### [Records to use]
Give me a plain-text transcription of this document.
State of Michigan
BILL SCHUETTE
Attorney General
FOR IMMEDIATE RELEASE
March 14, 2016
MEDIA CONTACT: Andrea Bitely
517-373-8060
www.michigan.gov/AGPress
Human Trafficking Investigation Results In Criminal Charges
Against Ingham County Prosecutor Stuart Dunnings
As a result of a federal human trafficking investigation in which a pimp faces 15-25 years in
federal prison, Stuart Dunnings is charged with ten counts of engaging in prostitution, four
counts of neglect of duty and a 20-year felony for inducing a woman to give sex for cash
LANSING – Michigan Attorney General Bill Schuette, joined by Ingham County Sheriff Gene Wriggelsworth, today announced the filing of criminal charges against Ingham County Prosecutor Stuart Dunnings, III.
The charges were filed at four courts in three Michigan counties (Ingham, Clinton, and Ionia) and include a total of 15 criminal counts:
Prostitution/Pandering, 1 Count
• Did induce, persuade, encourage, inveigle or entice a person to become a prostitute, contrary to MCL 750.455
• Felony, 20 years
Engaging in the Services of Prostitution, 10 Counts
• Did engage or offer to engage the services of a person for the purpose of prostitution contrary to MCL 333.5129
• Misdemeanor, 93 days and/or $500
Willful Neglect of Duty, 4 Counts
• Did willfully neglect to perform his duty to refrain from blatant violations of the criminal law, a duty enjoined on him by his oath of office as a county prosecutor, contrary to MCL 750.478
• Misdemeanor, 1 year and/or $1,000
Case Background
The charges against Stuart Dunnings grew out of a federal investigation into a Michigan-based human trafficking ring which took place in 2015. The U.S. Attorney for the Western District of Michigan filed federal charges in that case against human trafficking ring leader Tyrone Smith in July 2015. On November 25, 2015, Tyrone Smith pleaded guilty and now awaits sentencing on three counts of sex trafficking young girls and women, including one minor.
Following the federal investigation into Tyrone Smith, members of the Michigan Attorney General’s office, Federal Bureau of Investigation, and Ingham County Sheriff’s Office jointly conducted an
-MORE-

### [Goal of the exercise]
Each line above should appear again, reproduced exactly.

### [Solution to this exercise]
Give me a plain-text transcription of this document.
State of Michigan
BILL SCHUETTE
Attorney General
FOR IMMEDIATE RELEASE
March 14, 2016
MEDIA CONTACT: Andrea Bitely
517-373-8060
www.michigan.gov/AGPress
Human Trafficking Investigation Results In Criminal Charges
Against Ingham County Prosecutor Stuart Dunnings
As a result of a federal human trafficking investigation in which a pimp faces 15-25 years in
federal prison, Stuart Dunnings is charged with ten counts of engaging in prostitution, four
counts of neglect of duty and a 20-year felony for inducing a woman to give sex for cash
LANSING – Michigan Attorney General Bill Schuette, joined by Ingham County Sheriff Gene Wriggelsworth, today announced the filing of criminal charges against Ingham County Prosecutor Stuart Dunnings, III.
The charges were filed at four courts in three Michigan counties (Ingham, Clinton, and Ionia) and include a total of 15 criminal counts:
Prostitution/Pandering, 1 Count
• Did induce, persuade, encourage, inveigle or entice a person to become a prostitute, contrary to MCL 750.455
• Felony, 20 years
Engaging in the Services of Prostitution, 10 Counts
• Did engage or offer to engage the services of a person for the purpose of prostitution contrary to MCL 333.5129
• Misdemeanor, 93 days and/or $500
Willful Neglect of Duty, 4 Counts
• Did willfully neglect to perform his duty to refrain from blatant violations of the criminal law, a duty enjoined on him by his oath of office as a county prosecutor, contrary to MCL 750.478
• Misdemeanor, 1 year and/or $1,000
Case Background
The charges against Stuart Dunnings grew out of a federal investigation into a Michigan-based human trafficking ring which took place in 2015. The U.S. Attorney for the Western District of Michigan filed federal charges in that case against human trafficking ring leader Tyrone Smith in July 2015. On November 25, 2015, Tyrone Smith pleaded guilty and now awaits sentencing on three counts of sex trafficking young girls and women, including one minor.
Following the federal investigation into Tyrone Smith, members of the Michigan Attorney General’s office, Federal Bureau of Investigation, and Ingham County Sheriff’s Office jointly conducted an
-MORE-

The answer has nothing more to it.